### SOURCE MATERIAL
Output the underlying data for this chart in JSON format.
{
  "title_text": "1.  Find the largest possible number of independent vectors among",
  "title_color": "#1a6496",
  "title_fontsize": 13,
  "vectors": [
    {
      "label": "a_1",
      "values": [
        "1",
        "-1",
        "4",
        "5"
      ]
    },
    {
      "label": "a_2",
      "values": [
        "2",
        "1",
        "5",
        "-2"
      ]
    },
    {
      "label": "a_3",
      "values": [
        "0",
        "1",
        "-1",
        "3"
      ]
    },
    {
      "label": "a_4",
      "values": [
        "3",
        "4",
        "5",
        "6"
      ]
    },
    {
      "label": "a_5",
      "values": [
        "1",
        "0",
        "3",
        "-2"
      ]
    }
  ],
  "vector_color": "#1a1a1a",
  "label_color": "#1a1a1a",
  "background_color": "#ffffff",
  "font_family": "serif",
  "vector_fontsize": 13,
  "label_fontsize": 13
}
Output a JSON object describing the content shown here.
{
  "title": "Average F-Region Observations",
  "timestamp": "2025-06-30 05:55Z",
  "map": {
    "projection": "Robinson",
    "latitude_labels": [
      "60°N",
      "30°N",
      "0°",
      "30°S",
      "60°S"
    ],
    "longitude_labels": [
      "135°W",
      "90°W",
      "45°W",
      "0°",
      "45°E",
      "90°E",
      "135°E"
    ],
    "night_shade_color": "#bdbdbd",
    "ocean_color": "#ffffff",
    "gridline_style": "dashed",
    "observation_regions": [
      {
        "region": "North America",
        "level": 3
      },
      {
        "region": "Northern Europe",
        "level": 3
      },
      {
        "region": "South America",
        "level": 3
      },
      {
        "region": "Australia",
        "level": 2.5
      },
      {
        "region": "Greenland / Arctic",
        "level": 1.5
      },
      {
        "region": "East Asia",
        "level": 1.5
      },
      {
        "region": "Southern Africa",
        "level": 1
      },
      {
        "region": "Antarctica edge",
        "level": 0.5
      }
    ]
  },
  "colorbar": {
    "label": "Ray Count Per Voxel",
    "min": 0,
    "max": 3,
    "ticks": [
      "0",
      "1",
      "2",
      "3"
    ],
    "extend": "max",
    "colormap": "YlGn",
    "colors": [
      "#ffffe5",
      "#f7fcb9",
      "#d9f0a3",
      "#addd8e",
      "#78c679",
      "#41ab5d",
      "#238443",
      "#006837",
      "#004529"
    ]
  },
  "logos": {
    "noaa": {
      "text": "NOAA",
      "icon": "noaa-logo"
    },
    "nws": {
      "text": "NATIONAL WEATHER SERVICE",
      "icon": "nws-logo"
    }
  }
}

### EXERCISE INSTRUCTIONS
Output all of the data again. Match it exactly.

### COMPLETED TASK
Output the underlying data for this chart in JSON format.
{
  "title_text": "1.  Find the largest possible number of independent vectors among",
  "title_color": "#1a6496",
  "title_fontsize": 13,
  "vectors": [
    {
      "label": "a_1",
      "values": [
        "1",
        "-1",
        "4",
        "5"
      ]
    },
    {
      "label": "a_2",
      "values": [
        "2",
        "1",
        "5",
        "-2"
      ]
    },
    {
      "label": "a_3",
      "values": [
        "0",
        "1",
        "-1",
        "3"
      ]
    },
    {
      "label": "a_4",
      "values": [
        "3",
        "4",
        "5",
        "6"
      ]
    },
    {
      "label": "a_5",
      "values": [
        "1",
        "0",
        "3",
        "-2"
      ]
    }
  ],
  "vector_color": "#1a1a1a",
  "label_color": "#1a1a1a",
  "background_color": "#ffffff",
  "font_family": "serif",
  "vector_fontsize": 13,
  "label_fontsize": 13
}
Output a JSON object describing the content shown here.
{
  "title": "Average F-Region Observations",
  "timestamp": "2025-06-30 05:55Z",
  "map": {
    "projection": "Robinson",
    "latitude_labels": [
      "60°N",
      "30°N",
      "0°",
      "30°S",
      "60°S"
    ],
    "longitude_labels": [
      "135°W",
      "90°W",
      "45°W",
      "0°",
      "45°E",
      "90°E",
      "135°E"
    ],
    "night_shade_color": "#bdbdbd",
    "ocean_color": "#ffffff",
    "gridline_style": "dashed",
    "observation_regions": [
      {
        "region": "North America",
        "level": 3
      },
      {
        "region": "Northern Europe",
        "level": 3
      },
      {
        "region": "South America",
        "level": 3
      },
      {
        "region": "Australia",
        "level": 2.5
      },
      {
        "region": "Greenland / Arctic",
        "level": 1.5
      },
      {
        "region": "East Asia",
        "level": 1.5
      },
      {
        "region": "Southern Africa",
        "level": 1
      },
      {
        "region": "Antarctica edge",
        "level": 0.5
      }
    ]
  },
  "colorbar": {
    "label": "Ray Count Per Voxel",
    "min": 0,
    "max": 3,
    "ticks": [
      "0",
      "1",
      "2",
      "3"
    ],
    "extend": "max",
    "colormap": "YlGn",
    "colors": [
      "#ffffe5",
      "#f7fcb9",
      "#d9f0a3",
      "#addd8e",
      "#78c679",
      "#41ab5d",
      "#238443",
      "#006837",
      "#004529"
    ]
  },
  "logos": {
    "noaa": {
      "text": "NOAA",
      "icon": "noaa-logo"
    },
    "nws": {
      "text": "NATIONAL WEATHER SERVICE",
      "icon": "nws-logo"
    }
  }
}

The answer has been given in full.